Short task: Reproduce all of the material word for word.

Data for processing:

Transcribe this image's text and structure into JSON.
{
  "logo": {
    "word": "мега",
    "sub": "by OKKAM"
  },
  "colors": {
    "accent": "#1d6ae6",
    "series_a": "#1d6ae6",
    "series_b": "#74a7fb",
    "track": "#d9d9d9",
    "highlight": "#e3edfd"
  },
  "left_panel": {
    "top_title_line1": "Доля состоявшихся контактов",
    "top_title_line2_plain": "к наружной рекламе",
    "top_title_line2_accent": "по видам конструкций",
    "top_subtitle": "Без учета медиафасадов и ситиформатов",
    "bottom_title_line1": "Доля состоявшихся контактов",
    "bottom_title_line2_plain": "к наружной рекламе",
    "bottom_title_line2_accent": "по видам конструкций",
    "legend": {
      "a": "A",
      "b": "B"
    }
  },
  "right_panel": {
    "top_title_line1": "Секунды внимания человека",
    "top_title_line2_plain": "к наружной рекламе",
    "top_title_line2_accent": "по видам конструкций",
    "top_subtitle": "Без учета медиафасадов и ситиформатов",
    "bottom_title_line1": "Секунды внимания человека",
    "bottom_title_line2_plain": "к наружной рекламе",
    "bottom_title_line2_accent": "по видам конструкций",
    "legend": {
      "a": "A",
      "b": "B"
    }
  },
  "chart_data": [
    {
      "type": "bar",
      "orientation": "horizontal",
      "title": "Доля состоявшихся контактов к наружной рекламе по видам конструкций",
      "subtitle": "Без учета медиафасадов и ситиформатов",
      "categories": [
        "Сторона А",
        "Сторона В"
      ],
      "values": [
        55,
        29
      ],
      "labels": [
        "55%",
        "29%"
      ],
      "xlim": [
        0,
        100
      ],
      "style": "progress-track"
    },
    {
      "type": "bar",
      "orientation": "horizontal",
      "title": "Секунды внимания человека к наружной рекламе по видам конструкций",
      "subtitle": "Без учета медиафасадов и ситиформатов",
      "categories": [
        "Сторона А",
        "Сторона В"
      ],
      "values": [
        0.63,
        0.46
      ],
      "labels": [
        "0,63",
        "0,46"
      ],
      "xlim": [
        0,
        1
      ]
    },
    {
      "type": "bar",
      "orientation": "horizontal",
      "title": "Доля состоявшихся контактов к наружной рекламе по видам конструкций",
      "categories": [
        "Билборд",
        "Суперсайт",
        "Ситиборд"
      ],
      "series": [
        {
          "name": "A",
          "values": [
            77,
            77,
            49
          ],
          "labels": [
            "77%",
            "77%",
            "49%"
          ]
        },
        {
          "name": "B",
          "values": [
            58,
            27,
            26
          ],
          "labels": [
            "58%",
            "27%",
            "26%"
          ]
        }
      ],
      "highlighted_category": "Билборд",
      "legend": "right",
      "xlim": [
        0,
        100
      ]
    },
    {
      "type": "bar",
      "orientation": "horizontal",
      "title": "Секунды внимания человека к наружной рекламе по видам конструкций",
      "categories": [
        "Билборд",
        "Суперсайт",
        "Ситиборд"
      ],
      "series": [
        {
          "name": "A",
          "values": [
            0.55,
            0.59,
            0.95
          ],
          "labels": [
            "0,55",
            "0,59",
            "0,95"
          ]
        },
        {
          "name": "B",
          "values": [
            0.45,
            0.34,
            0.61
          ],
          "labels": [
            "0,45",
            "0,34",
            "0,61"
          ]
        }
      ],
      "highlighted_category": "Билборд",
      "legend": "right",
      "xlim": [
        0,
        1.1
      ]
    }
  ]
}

Written answer:
Transcribe this image's text and structure into JSON.
{
  "logo": {
    "word": "мега",
    "sub": "by OKKAM"
  },
  "colors": {
    "accent": "#1d6ae6",
    "series_a": "#1d6ae6",
    "series_b": "#74a7fb",
    "track": "#d9d9d9",
    "highlight": "#e3edfd"
  },
  "left_panel": {
    "top_title_line1": "Доля состоявшихся контактов",
    "top_title_line2_plain": "к наружной рекламе",
    "top_title_line2_accent": "по видам конструкций",
    "top_subtitle": "Без учета медиафасадов и ситиформатов",
    "bottom_title_line1": "Доля состоявшихся контактов",
    "bottom_title_line2_plain": "к наружной рекламе",
    "bottom_title_line2_accent": "по видам конструкций",
    "legend": {
      "a": "A",
      "b": "B"
    }
  },
  "right_panel": {
    "top_title_line1": "Секунды внимания человека",
    "top_title_line2_plain": "к наружной рекламе",
    "top_title_line2_accent": "по видам конструкций",
    "top_subtitle": "Без учета медиафасадов и ситиформатов",
    "bottom_title_line1": "Секунды внимания человека",
    "bottom_title_line2_plain": "к наружной рекламе",
    "bottom_title_line2_accent": "по видам конструкций",
    "legend": {
      "a": "A",
      "b": "B"
    }
  },
  "chart_data": [
    {
      "type": "bar",
      "orientation": "horizontal",
      "title": "Доля состоявшихся контактов к наружной рекламе по видам конструкций",
      "subtitle": "Без учета медиафасадов и ситиформатов",
      "categories": [
        "Сторона А",
        "Сторона В"
      ],
      "values": [
        55,
        29
      ],
      "labels": [
        "55%",
        "29%"
      ],
      "xlim": [
        0,
        100
      ],
      "style": "progress-track"
    },
    {
      "type": "bar",
      "orientation": "horizontal",
      "title": "Секунды внимания человека к наружной рекламе по видам конструкций",
      "subtitle": "Без учета медиафасадов и ситиформатов",
      "categories": [
        "Сторона А",
        "Сторона В"
      ],
      "values": [
        0.63,
        0.46
      ],
      "labels": [
        "0,63",
        "0,46"
      ],
      "xlim": [
        0,
        1
      ]
    },
    {
      "type": "bar",
      "orientation": "horizontal",
      "title": "Доля состоявшихся контактов к наружной рекламе по видам конструкций",
      "categories": [
        "Билборд",
        "Суперсайт",
        "Ситиборд"
      ],
      "series": [
        {
          "name": "A",
          "values": [
            77,
            77,
            49
          ],
          "labels": [
            "77%",
            "77%",
            "49%"
          ]
        },
        {
          "name": "B",
          "values": [
            58,
            27,
            26
          ],
          "labels": [
            "58%",
            "27%",
            "26%"
          ]
        }
      ],
      "highlighted_category": "Билборд",
      "legend": "right",
      "xlim": [
        0,
        100
      ]
    },
    {
      "type": "bar",
      "orientation": "horizontal",
      "title": "Секунды внимания человека к наружной рекламе по видам конструкций",
      "categories": [
        "Билборд",
        "Суперсайт",
        "Ситиборд"
      ],
      "series": [
        {
          "name": "A",
          "values": [
            0.55,
            0.59,
            0.95
          ],
          "labels": [
            "0,55",
            "0,59",
            "0,95"
          ]
        },
        {
          "name": "B",
          "values": [
            0.45,
            0.34,
            0.61
          ],
          "labels": [
            "0,45",
            "0,34",
            "0,61"
          ]
        }
      ],
      "highlighted_category": "Билборд",
      "legend": "right",
      "xlim": [
        0,
        1.1
      ]
    }
  ]
}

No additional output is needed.